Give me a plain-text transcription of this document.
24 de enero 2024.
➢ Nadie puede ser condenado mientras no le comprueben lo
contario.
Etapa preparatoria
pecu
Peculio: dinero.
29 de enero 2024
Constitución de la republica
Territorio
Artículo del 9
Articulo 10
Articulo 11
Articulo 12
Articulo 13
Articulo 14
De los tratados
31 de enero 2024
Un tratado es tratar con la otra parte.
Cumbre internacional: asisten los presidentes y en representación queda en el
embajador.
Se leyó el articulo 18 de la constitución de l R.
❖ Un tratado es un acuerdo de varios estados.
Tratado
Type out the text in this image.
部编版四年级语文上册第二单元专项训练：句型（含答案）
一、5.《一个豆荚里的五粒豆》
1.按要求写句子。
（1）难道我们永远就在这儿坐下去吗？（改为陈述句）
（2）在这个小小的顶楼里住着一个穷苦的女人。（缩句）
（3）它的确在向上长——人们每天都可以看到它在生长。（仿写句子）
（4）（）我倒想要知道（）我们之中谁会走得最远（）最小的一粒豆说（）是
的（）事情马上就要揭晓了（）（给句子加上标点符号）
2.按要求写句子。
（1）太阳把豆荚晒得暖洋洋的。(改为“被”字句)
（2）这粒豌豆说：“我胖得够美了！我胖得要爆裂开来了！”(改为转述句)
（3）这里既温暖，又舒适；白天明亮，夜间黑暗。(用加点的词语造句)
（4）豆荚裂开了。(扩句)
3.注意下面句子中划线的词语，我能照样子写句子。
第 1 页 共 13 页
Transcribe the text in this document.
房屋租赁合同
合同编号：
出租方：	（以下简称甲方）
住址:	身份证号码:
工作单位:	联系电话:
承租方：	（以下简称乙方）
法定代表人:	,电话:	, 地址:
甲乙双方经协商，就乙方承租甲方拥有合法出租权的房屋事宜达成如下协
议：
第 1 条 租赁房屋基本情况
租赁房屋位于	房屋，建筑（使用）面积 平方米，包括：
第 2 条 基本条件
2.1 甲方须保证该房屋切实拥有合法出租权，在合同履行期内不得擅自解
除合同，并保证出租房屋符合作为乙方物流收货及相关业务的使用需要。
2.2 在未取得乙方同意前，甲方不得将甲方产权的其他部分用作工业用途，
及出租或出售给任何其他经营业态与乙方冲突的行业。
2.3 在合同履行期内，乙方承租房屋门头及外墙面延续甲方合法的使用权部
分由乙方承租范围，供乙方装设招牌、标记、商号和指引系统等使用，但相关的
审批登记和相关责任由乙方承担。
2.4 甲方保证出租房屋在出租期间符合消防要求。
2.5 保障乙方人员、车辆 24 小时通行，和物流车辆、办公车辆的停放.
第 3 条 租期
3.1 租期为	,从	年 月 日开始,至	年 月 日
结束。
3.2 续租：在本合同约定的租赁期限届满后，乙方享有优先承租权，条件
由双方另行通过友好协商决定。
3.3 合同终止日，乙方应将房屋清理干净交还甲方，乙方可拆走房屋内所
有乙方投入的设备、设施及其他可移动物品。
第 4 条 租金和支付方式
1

OBJECTIVE: Retype the entries one by one, exactly.

WORKED ANSWER:
Give me a plain-text transcription of this document.
24 de enero 2024.
➢ Nadie puede ser condenado mientras no le comprueben lo
contario.
Etapa preparatoria
pecu
Peculio: dinero.
29 de enero 2024
Constitución de la republica
Territorio
Artículo del 9
Articulo 10
Articulo 11
Articulo 12
Articulo 13
Articulo 14
De los tratados
31 de enero 2024
Un tratado es tratar con la otra parte.
Cumbre internacional: asisten los presidentes y en representación queda en el
embajador.
Se leyó el articulo 18 de la constitución de l R.
❖ Un tratado es un acuerdo de varios estados.
Tratado
Type out the text in this image.
部编版四年级语文上册第二单元专项训练：句型（含答案）
一、5.《一个豆荚里的五粒豆》
1.按要求写句子。
（1）难道我们永远就在这儿坐下去吗？（改为陈述句）
（2）在这个小小的顶楼里住着一个穷苦的女人。（缩句）
（3）它的确在向上长——人们每天都可以看到它在生长。（仿写句子）
（4）（）我倒想要知道（）我们之中谁会走得最远（）最小的一粒豆说（）是
的（）事情马上就要揭晓了（）（给句子加上标点符号）
2.按要求写句子。
（1）太阳把豆荚晒得暖洋洋的。(改为“被”字句)
（2）这粒豌豆说：“我胖得够美了！我胖得要爆裂开来了！”(改为转述句)
（3）这里既温暖，又舒适；白天明亮，夜间黑暗。(用加点的词语造句)
（4）豆荚裂开了。(扩句)
3.注意下面句子中划线的词语，我能照样子写句子。
第 1 页 共 13 页
Transcribe the text in this document.
房屋租赁合同
合同编号：
出租方：	（以下简称甲方）
住址:	身份证号码:
工作单位:	联系电话:
承租方：	（以下简称乙方）
法定代表人:	,电话:	, 地址:
甲乙双方经协商，就乙方承租甲方拥有合法出租权的房屋事宜达成如下协
议：
第 1 条 租赁房屋基本情况
租赁房屋位于	房屋，建筑（使用）面积 平方米，包括：
第 2 条 基本条件
2.1 甲方须保证该房屋切实拥有合法出租权，在合同履行期内不得擅自解
除合同，并保证出租房屋符合作为乙方物流收货及相关业务的使用需要。
2.2 在未取得乙方同意前，甲方不得将甲方产权的其他部分用作工业用途，
及出租或出售给任何其他经营业态与乙方冲突的行业。
2.3 在合同履行期内，乙方承租房屋门头及外墙面延续甲方合法的使用权部
分由乙方承租范围，供乙方装设招牌、标记、商号和指引系统等使用，但相关的
审批登记和相关责任由乙方承担。
2.4 甲方保证出租房屋在出租期间符合消防要求。
2.5 保障乙方人员、车辆 24 小时通行，和物流车辆、办公车辆的停放.
第 3 条 租期
3.1 租期为	,从	年 月 日开始,至	年 月 日
结束。
3.2 续租：在本合同约定的租赁期限届满后，乙方享有优先承租权，条件
由双方另行通过友好协商决定。
3.3 合同终止日，乙方应将房屋清理干净交还甲方，乙方可拆走房屋内所
有乙方投入的设备、设施及其他可移动物品。
第 4 条 租金和支付方式
1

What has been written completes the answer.